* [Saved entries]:
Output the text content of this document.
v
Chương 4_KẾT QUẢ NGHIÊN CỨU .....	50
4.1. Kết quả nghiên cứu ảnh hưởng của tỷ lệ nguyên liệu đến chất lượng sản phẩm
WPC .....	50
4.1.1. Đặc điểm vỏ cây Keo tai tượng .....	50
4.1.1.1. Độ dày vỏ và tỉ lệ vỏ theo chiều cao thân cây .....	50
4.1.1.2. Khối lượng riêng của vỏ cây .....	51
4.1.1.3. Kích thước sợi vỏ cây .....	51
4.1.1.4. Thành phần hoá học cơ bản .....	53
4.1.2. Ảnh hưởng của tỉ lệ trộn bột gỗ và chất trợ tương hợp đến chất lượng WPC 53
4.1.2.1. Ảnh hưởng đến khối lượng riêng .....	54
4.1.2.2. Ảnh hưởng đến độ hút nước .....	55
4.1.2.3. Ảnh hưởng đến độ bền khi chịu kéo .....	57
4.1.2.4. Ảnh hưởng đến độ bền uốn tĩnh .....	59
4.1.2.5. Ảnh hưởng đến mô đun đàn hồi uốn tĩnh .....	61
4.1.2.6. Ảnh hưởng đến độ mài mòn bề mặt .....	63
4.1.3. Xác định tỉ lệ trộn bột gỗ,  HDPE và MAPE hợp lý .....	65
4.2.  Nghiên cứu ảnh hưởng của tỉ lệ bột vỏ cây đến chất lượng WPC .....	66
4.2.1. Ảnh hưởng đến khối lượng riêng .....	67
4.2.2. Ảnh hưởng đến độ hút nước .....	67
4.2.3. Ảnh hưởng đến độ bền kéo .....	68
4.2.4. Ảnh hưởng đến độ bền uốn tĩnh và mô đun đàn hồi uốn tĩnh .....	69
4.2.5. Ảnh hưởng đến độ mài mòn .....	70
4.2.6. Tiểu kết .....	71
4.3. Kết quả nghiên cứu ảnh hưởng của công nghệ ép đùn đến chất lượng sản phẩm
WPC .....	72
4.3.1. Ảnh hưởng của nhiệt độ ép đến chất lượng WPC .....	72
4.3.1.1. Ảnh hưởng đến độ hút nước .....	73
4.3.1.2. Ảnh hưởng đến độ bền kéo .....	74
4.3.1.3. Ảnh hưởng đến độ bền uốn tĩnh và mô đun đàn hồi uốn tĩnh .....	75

* [Stated goal]: In the records above, how many lines include the string "phẩm"? Answer with only the number.

* [Response]: 2